### The problem
Filter out everything except lines holding "xlabel".

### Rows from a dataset
* Start *

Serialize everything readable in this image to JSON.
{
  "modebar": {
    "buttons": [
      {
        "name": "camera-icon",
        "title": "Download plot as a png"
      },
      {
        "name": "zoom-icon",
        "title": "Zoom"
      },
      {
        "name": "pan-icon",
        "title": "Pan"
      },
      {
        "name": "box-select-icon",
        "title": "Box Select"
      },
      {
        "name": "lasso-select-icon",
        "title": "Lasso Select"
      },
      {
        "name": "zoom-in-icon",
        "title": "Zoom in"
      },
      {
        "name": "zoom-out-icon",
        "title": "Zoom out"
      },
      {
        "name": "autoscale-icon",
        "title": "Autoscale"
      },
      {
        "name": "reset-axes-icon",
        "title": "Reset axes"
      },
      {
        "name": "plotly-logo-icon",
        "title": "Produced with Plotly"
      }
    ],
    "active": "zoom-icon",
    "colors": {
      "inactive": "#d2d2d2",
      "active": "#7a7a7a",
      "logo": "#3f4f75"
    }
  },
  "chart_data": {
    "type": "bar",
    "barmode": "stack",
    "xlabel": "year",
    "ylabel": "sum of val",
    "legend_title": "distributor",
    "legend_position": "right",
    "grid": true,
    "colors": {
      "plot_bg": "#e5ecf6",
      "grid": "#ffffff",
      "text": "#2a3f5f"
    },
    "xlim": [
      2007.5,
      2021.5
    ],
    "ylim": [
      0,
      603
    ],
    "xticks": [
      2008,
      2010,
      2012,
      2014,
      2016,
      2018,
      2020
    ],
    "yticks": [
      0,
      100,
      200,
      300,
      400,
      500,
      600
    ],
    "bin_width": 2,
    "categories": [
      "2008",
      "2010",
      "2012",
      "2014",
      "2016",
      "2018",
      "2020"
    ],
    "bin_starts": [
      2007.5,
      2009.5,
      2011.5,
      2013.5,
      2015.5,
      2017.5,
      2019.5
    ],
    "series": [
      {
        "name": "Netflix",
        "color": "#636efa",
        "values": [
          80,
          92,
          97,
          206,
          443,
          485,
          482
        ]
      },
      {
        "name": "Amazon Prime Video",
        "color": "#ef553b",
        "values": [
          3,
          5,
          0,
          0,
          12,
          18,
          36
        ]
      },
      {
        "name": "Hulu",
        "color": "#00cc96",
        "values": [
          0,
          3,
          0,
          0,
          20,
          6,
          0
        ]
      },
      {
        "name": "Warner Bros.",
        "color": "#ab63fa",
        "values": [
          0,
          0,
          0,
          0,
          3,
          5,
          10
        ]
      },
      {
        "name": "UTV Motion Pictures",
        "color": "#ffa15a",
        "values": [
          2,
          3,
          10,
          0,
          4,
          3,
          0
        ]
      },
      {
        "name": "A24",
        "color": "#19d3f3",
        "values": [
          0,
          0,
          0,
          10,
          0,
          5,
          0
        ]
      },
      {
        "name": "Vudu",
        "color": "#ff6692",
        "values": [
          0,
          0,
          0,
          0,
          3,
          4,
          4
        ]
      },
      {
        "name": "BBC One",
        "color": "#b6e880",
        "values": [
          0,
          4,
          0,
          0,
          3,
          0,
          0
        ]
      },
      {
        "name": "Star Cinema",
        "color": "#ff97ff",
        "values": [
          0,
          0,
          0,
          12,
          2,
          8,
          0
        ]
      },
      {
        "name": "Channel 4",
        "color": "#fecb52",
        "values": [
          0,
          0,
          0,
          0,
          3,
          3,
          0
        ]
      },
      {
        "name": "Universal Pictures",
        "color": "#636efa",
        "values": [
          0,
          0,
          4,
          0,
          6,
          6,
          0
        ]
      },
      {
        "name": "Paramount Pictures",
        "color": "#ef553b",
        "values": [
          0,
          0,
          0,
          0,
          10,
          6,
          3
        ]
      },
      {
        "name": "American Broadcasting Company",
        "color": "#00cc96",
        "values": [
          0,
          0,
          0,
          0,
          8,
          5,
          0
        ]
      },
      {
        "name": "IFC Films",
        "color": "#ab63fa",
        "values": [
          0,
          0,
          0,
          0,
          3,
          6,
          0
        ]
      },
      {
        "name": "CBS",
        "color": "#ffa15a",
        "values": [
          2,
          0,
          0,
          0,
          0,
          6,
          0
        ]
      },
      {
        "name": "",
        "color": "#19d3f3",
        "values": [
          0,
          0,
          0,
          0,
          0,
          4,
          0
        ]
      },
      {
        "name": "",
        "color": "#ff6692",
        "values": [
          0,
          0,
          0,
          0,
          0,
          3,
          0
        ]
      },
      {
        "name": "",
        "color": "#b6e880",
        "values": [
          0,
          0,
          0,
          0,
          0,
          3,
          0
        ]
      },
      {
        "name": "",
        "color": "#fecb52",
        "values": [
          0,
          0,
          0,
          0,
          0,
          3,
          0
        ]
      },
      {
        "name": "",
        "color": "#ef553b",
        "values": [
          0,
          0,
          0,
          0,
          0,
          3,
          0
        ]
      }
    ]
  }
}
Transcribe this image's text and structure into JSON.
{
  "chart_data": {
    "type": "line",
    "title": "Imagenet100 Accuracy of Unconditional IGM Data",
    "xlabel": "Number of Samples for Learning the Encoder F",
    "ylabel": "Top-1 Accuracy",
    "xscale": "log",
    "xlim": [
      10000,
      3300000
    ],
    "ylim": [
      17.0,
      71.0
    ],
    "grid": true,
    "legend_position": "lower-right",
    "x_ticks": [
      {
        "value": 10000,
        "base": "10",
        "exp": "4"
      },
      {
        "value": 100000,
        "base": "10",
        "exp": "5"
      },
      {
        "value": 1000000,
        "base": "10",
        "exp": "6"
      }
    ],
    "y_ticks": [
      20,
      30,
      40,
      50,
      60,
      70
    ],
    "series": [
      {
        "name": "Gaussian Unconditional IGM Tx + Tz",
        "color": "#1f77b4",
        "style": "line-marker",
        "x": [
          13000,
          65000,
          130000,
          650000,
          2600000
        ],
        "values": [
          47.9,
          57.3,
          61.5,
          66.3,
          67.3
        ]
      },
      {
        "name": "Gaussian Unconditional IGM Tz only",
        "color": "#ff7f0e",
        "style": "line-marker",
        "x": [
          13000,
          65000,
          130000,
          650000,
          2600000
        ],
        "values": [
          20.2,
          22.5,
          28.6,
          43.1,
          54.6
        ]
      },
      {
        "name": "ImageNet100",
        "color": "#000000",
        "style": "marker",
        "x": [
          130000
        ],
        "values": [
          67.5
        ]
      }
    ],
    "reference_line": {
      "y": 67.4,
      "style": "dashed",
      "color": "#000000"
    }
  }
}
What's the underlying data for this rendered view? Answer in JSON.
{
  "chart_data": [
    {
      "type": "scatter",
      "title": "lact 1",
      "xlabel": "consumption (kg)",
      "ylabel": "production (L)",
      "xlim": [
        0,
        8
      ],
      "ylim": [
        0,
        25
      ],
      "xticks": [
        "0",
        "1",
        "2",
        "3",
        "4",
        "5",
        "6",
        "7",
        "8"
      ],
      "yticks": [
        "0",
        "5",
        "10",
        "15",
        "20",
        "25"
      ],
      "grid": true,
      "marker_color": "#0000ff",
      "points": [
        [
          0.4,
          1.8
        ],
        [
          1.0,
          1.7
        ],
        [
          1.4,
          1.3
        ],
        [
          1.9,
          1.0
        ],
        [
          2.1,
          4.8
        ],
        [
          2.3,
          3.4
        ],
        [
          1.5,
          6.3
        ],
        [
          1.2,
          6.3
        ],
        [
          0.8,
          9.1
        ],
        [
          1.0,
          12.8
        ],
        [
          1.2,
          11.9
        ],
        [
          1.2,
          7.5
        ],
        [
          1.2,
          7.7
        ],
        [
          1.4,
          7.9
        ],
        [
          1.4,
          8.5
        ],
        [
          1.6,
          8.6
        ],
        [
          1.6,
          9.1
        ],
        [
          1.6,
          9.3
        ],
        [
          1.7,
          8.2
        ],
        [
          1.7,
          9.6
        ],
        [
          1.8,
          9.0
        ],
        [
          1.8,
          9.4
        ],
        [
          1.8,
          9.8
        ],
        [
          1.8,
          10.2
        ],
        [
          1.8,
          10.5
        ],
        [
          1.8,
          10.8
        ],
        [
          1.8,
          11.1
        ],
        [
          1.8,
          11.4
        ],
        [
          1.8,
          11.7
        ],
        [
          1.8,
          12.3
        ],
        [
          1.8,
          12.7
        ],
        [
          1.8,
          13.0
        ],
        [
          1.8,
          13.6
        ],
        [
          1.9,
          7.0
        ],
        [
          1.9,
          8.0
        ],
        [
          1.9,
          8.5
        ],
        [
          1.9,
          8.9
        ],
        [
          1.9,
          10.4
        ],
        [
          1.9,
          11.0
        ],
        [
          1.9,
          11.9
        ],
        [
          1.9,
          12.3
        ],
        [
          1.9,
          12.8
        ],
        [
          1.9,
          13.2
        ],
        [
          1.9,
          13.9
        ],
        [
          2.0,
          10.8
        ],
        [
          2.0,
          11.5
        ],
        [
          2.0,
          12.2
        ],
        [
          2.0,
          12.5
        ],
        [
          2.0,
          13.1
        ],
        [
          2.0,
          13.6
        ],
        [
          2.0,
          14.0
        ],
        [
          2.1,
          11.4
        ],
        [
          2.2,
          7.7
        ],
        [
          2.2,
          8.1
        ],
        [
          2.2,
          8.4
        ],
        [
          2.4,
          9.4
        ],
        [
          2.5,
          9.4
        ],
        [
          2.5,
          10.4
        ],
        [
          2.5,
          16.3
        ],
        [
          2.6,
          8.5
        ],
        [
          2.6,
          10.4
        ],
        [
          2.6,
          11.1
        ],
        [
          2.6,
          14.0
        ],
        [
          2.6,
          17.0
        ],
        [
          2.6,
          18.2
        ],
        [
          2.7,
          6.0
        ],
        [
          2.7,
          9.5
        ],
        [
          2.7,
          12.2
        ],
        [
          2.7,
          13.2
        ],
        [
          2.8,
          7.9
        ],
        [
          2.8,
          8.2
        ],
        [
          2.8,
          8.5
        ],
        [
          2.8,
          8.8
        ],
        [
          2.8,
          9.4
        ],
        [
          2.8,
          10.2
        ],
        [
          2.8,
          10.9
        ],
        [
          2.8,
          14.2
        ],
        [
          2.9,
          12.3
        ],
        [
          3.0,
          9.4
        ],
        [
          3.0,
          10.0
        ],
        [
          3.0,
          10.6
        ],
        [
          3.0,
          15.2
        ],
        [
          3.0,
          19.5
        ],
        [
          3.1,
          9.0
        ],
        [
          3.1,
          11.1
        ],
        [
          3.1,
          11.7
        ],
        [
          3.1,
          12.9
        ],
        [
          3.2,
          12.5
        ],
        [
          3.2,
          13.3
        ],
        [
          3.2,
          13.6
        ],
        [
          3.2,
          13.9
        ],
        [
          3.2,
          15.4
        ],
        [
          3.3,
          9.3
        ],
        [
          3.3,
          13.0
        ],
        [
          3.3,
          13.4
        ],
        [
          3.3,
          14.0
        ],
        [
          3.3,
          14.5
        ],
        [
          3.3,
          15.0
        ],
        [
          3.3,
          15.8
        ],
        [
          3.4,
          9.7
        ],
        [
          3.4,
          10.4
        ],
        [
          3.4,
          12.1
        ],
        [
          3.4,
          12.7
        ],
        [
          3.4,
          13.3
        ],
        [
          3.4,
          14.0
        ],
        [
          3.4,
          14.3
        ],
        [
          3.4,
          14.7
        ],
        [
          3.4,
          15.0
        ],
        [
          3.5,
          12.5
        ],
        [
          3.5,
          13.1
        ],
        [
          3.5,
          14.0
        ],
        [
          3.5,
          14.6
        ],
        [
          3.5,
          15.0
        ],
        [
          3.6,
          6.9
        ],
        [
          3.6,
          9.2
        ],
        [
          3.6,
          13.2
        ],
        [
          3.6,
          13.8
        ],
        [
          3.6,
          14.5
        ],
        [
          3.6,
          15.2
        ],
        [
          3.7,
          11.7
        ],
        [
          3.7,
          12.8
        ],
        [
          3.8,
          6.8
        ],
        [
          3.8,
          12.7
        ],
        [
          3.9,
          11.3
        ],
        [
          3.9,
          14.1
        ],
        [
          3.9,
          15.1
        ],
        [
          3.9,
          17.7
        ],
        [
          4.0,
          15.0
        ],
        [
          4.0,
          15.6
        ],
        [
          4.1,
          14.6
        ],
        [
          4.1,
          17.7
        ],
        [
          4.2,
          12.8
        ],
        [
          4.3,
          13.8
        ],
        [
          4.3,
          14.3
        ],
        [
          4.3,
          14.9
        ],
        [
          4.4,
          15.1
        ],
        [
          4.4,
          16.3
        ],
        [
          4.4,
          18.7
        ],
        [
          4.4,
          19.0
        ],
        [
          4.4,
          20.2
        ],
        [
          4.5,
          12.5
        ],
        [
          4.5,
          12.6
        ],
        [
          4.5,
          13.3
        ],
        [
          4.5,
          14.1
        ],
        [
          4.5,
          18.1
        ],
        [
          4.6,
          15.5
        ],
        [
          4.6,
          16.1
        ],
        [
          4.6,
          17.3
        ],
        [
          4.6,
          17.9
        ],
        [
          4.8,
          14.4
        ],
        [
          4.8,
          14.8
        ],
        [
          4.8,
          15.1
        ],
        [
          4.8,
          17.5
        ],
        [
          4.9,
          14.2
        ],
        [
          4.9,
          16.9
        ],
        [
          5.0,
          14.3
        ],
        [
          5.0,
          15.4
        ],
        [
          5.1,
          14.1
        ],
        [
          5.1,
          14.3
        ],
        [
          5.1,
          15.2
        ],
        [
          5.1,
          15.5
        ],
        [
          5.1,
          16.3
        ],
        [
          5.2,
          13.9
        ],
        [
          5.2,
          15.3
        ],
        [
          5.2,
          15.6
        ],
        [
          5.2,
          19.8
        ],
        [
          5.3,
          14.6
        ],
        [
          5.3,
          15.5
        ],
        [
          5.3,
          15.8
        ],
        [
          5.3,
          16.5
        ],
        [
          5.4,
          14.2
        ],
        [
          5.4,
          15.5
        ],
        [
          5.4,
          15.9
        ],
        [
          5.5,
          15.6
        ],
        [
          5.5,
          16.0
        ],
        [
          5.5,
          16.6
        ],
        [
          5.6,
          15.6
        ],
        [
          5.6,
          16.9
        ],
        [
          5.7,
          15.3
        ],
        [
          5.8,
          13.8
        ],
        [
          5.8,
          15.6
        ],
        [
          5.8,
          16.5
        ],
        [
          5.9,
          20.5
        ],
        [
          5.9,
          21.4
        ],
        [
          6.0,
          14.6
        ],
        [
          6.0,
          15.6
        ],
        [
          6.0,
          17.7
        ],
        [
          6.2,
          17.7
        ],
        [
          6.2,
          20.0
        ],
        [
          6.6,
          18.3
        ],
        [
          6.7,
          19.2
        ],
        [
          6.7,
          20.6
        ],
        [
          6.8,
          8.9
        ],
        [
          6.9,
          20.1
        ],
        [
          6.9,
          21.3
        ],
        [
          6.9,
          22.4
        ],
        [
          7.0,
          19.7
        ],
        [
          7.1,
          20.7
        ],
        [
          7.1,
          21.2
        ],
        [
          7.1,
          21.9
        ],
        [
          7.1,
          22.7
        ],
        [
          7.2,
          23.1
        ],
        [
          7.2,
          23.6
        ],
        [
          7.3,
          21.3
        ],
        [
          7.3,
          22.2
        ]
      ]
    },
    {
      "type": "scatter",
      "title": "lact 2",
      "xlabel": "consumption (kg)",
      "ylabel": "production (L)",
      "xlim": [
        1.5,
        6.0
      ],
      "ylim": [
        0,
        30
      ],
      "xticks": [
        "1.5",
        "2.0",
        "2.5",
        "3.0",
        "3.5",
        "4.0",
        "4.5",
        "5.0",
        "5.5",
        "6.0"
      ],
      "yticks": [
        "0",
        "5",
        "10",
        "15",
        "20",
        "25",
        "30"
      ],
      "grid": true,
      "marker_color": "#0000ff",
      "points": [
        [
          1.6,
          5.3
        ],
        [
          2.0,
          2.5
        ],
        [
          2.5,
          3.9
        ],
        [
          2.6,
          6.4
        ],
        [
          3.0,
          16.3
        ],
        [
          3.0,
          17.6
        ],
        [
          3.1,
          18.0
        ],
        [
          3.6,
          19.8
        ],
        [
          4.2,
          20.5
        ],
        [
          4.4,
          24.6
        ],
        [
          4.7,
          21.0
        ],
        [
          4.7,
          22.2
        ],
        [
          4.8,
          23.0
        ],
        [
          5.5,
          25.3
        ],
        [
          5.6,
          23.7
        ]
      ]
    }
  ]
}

* End *

### Written response
    "xlabel": "year",
    "xlabel": "Number of Samples for Learning the Encoder F",
      "xlabel": "consumption (kg)",
      "xlabel": "consumption (kg)",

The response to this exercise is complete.